**The exercise**
In the records below, pick out all lines containing the word "coordinate".

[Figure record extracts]
____________________
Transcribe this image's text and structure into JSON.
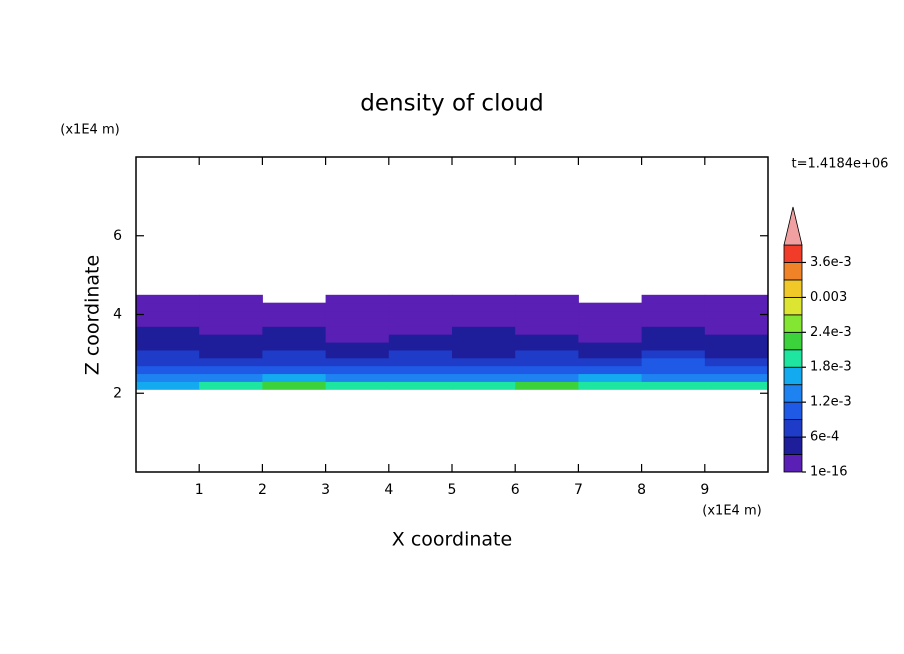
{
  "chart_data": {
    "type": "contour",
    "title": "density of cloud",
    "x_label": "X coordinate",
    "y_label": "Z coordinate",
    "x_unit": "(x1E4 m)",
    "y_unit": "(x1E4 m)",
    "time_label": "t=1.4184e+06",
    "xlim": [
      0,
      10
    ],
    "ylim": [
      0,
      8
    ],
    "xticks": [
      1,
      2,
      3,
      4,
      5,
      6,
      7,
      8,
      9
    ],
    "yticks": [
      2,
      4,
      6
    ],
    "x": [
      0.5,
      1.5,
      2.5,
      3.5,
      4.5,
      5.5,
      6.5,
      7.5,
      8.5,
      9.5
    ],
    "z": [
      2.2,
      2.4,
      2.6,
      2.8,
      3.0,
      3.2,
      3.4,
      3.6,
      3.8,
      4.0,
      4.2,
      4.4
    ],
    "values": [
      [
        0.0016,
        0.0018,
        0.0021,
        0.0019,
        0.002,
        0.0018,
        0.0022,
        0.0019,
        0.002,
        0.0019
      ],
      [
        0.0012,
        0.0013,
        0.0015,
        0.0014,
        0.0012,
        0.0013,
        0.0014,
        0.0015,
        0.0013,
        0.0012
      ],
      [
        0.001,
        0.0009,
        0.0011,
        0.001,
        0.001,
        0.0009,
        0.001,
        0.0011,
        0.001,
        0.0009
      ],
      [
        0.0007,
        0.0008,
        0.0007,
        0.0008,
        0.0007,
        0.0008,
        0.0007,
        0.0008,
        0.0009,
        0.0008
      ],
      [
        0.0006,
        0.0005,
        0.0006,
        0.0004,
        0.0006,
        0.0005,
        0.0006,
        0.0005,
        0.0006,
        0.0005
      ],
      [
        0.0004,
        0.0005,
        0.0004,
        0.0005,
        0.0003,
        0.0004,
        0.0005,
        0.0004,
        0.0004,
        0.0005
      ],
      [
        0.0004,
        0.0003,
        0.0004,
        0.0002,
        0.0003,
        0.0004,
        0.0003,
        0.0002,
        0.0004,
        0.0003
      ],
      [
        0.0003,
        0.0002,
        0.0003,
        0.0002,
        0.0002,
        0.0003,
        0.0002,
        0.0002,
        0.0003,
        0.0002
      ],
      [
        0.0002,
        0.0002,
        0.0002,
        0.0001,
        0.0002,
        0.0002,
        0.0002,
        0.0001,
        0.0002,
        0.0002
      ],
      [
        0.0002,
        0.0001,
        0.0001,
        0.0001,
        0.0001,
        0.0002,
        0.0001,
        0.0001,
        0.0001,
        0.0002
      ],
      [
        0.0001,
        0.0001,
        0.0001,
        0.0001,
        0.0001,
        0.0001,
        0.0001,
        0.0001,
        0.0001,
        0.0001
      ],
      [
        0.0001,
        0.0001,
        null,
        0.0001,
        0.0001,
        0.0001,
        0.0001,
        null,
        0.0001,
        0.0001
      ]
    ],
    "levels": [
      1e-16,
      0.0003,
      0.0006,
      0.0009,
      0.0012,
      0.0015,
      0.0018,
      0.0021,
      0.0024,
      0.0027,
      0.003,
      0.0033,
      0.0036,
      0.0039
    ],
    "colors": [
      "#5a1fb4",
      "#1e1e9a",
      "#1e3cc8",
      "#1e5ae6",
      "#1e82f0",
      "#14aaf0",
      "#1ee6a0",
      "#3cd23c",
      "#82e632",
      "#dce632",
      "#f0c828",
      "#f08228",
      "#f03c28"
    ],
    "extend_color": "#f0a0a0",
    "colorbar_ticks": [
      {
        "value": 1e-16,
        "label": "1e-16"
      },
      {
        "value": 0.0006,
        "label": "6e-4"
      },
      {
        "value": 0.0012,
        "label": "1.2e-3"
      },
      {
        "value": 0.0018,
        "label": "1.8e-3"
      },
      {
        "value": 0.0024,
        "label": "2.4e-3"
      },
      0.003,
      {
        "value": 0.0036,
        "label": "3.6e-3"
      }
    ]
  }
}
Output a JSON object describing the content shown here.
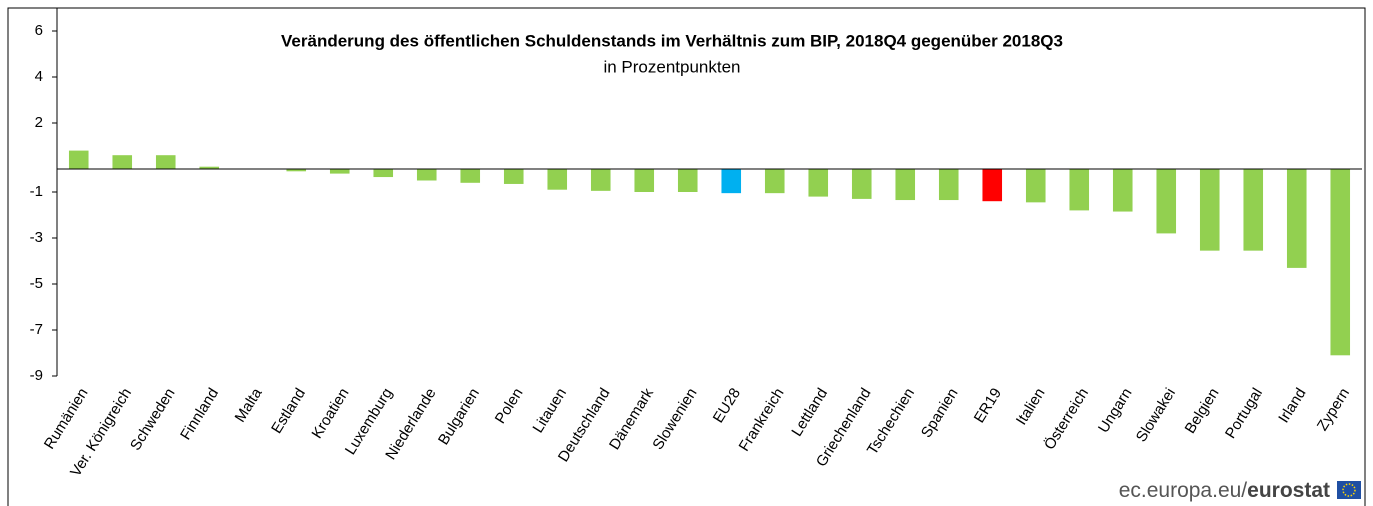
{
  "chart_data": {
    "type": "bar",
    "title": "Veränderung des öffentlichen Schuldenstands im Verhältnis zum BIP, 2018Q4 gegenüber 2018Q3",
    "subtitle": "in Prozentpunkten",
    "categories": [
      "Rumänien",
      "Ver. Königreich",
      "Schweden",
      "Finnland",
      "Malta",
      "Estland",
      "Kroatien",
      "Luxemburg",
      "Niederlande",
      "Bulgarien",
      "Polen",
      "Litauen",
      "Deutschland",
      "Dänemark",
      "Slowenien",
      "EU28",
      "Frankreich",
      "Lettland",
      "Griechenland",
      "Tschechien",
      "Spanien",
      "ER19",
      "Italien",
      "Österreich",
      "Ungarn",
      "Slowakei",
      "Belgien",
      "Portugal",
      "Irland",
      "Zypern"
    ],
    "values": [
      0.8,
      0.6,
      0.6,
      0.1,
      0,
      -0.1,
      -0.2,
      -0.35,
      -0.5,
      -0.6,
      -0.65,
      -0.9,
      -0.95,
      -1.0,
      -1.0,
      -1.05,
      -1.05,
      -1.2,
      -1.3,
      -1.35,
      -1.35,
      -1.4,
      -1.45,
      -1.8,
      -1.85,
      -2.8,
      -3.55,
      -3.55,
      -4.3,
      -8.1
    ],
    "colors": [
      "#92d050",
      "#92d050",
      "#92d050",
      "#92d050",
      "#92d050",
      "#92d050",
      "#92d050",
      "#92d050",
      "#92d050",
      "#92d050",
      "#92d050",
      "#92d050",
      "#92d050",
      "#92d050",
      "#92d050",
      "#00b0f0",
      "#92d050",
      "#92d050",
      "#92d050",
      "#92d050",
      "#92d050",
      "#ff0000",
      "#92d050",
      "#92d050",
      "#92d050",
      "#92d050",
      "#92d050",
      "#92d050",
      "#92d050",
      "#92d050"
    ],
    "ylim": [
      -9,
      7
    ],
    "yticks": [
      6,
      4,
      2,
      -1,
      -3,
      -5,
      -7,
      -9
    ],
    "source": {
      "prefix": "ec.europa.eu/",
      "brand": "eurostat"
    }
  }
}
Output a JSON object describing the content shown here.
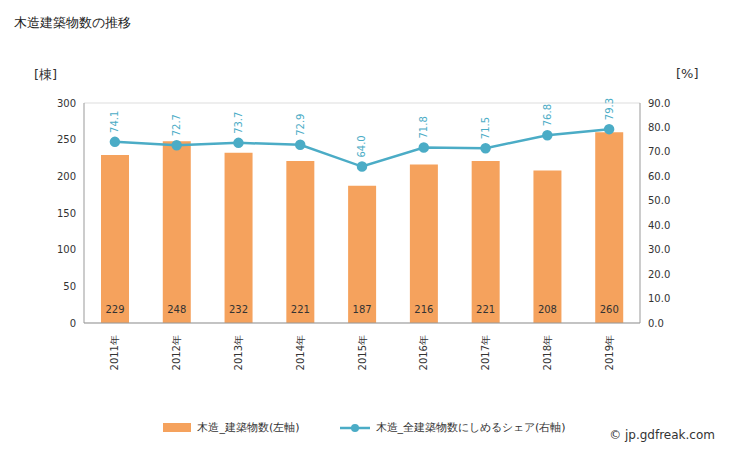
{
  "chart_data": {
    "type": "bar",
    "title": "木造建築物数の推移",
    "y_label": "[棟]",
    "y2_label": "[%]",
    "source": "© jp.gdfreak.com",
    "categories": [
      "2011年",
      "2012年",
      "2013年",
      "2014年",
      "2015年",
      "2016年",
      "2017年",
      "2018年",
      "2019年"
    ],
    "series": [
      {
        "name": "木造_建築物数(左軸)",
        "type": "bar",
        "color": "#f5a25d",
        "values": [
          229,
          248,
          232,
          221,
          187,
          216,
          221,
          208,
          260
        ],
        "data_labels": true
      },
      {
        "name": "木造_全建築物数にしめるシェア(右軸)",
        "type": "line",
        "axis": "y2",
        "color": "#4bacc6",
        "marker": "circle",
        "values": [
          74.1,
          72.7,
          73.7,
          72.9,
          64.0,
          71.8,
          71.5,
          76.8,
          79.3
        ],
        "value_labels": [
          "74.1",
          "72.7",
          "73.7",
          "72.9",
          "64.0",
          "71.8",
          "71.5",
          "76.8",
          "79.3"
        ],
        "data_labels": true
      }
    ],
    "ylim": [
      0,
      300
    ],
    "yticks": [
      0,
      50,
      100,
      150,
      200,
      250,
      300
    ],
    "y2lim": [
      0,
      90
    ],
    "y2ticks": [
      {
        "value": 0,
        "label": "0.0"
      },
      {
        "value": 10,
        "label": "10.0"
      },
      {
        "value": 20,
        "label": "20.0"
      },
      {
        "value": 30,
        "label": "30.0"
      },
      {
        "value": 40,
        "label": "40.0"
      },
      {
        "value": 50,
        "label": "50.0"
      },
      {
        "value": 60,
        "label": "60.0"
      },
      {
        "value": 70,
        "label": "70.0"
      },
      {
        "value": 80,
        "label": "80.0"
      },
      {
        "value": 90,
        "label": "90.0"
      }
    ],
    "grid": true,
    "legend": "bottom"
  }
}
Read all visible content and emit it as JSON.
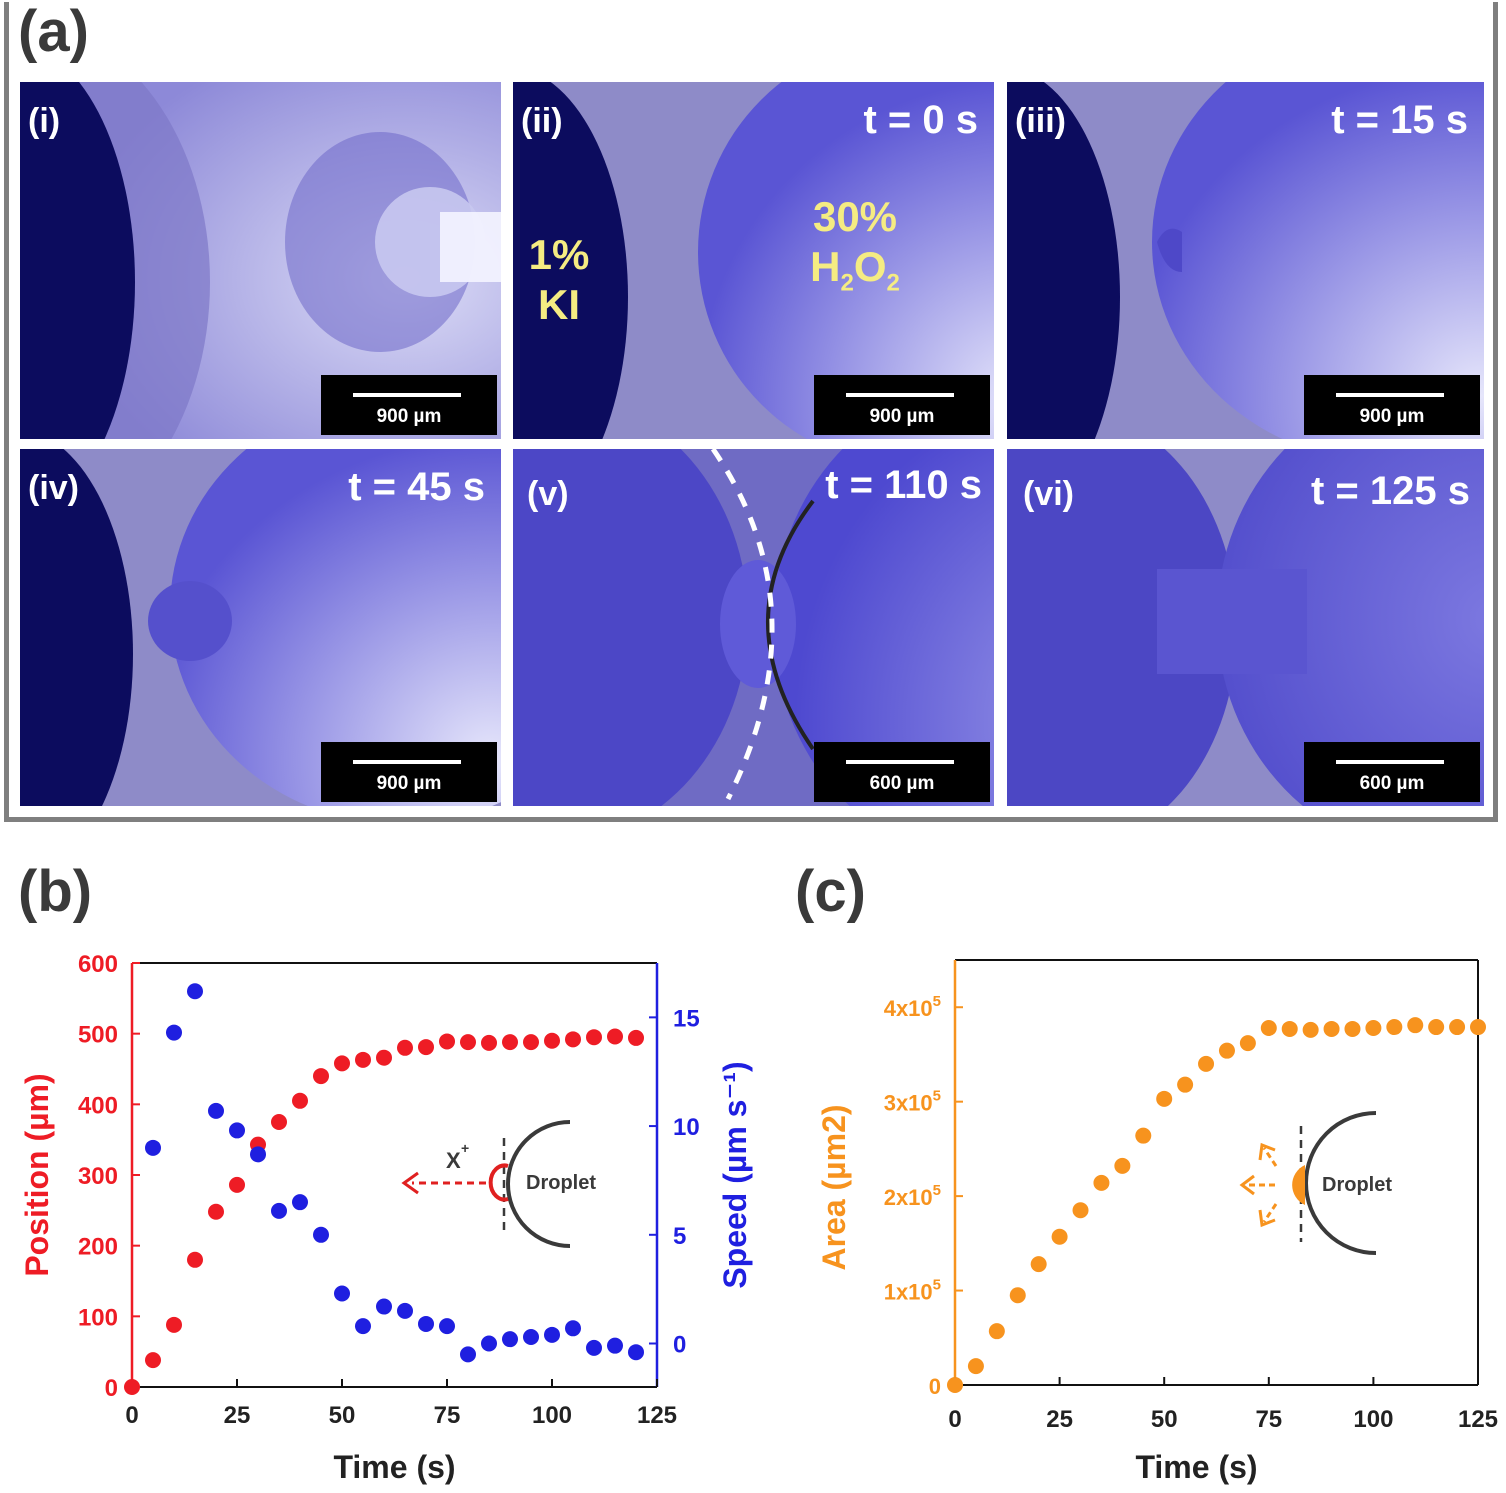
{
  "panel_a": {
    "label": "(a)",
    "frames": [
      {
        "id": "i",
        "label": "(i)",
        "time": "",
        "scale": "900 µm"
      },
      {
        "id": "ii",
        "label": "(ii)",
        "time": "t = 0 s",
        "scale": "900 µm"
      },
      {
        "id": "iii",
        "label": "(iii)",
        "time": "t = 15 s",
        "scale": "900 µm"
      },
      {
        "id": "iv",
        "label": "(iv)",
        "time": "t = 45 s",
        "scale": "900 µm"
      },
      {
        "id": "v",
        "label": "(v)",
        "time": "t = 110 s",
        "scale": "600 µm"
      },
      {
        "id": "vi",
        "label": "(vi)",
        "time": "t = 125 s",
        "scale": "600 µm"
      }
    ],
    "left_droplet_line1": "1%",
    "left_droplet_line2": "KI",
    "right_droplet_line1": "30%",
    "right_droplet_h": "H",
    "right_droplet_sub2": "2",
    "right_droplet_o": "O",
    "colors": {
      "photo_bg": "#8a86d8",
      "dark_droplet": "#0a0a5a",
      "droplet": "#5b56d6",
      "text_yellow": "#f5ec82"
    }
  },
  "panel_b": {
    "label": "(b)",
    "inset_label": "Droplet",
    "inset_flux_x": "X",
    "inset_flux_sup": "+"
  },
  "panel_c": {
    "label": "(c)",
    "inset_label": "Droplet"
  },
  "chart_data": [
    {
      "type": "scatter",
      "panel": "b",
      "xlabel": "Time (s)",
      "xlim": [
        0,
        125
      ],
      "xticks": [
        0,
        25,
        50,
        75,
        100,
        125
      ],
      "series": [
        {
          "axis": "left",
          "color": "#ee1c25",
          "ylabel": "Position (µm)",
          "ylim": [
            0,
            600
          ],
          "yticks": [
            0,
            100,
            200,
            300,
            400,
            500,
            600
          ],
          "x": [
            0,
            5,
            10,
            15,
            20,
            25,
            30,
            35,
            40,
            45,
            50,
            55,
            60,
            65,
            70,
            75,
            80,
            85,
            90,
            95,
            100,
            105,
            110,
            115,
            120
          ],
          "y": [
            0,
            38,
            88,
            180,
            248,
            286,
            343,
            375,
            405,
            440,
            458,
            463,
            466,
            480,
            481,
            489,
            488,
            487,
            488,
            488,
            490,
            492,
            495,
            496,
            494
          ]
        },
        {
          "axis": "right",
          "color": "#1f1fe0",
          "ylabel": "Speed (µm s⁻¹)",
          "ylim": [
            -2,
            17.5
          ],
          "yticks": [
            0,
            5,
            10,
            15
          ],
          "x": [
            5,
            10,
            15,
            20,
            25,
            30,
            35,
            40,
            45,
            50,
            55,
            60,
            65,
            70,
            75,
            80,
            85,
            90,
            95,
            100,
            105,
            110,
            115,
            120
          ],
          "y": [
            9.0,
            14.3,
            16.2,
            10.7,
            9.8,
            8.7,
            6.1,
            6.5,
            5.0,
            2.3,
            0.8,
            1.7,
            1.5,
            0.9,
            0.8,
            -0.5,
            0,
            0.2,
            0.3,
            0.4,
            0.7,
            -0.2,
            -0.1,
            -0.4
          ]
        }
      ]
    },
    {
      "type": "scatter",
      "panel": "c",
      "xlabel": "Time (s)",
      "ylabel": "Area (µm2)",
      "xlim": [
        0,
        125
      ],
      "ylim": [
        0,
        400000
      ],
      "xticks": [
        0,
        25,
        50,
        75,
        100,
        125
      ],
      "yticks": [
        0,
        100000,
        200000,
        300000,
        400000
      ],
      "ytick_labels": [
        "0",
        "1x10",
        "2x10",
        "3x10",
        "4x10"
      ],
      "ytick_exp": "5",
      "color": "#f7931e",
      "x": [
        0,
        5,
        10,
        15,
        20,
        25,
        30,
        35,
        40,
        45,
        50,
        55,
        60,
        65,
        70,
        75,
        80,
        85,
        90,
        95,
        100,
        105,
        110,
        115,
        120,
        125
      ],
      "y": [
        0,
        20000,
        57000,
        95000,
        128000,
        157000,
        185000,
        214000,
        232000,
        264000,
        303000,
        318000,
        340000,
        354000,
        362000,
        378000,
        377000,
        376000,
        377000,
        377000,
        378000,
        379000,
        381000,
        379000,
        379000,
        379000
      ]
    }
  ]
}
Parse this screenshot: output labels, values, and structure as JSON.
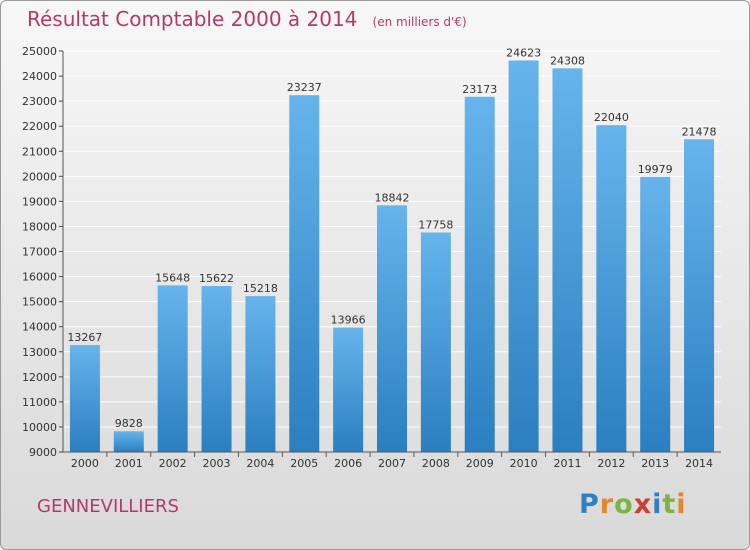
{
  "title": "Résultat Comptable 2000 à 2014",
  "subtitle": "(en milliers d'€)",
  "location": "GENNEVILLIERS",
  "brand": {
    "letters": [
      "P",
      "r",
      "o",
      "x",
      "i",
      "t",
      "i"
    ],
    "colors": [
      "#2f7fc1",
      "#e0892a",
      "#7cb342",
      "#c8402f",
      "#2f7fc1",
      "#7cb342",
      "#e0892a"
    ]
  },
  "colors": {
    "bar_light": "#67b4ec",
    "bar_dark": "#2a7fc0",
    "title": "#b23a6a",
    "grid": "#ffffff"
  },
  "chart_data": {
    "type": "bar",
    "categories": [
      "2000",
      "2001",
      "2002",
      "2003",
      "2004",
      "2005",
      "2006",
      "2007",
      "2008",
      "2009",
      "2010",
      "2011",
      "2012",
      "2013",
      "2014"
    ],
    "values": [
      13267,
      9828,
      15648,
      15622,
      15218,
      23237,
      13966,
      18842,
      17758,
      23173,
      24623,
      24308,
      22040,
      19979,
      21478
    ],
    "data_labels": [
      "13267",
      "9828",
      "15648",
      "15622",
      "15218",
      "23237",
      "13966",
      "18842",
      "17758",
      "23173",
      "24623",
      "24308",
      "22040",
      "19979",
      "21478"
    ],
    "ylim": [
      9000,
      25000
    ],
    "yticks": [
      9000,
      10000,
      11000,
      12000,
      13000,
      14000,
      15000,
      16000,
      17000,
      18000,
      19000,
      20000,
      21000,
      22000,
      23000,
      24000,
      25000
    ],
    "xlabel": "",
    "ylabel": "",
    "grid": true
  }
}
____________________
**Task result**
    "x_label": "X coordinate",
    "y_label": "Z coordinate",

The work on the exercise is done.